• _Goal of the exercise_: In the entries below, find the lines that contain the word "color" and copy them.
......
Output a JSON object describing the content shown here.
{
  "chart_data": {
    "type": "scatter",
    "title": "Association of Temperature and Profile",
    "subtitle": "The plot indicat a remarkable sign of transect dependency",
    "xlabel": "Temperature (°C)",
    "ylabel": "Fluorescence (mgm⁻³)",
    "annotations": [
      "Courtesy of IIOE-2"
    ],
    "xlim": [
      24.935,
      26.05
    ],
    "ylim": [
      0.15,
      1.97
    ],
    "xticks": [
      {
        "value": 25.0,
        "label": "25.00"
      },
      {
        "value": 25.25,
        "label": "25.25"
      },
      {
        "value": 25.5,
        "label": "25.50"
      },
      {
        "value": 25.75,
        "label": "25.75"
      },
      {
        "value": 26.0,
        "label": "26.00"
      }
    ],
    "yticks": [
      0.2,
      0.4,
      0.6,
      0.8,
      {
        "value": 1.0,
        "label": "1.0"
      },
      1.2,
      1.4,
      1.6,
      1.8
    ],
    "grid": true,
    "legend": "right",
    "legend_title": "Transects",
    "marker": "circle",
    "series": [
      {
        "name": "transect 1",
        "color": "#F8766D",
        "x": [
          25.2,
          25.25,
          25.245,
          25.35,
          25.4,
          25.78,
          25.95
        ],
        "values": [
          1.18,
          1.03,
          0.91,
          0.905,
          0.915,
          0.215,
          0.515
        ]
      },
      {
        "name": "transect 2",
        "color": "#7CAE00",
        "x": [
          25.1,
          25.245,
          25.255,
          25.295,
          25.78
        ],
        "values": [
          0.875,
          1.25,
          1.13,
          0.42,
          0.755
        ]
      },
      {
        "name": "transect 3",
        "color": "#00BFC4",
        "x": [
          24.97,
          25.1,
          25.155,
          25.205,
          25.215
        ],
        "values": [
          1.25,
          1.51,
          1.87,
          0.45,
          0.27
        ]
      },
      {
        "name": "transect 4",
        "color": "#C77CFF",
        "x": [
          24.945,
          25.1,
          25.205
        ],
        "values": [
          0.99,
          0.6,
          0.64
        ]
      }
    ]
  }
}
......
• _Solved exercise_:
        "color": "#F8766D",
        "color": "#7CAE00",
        "color": "#00BFC4",
        "color": "#C77CFF",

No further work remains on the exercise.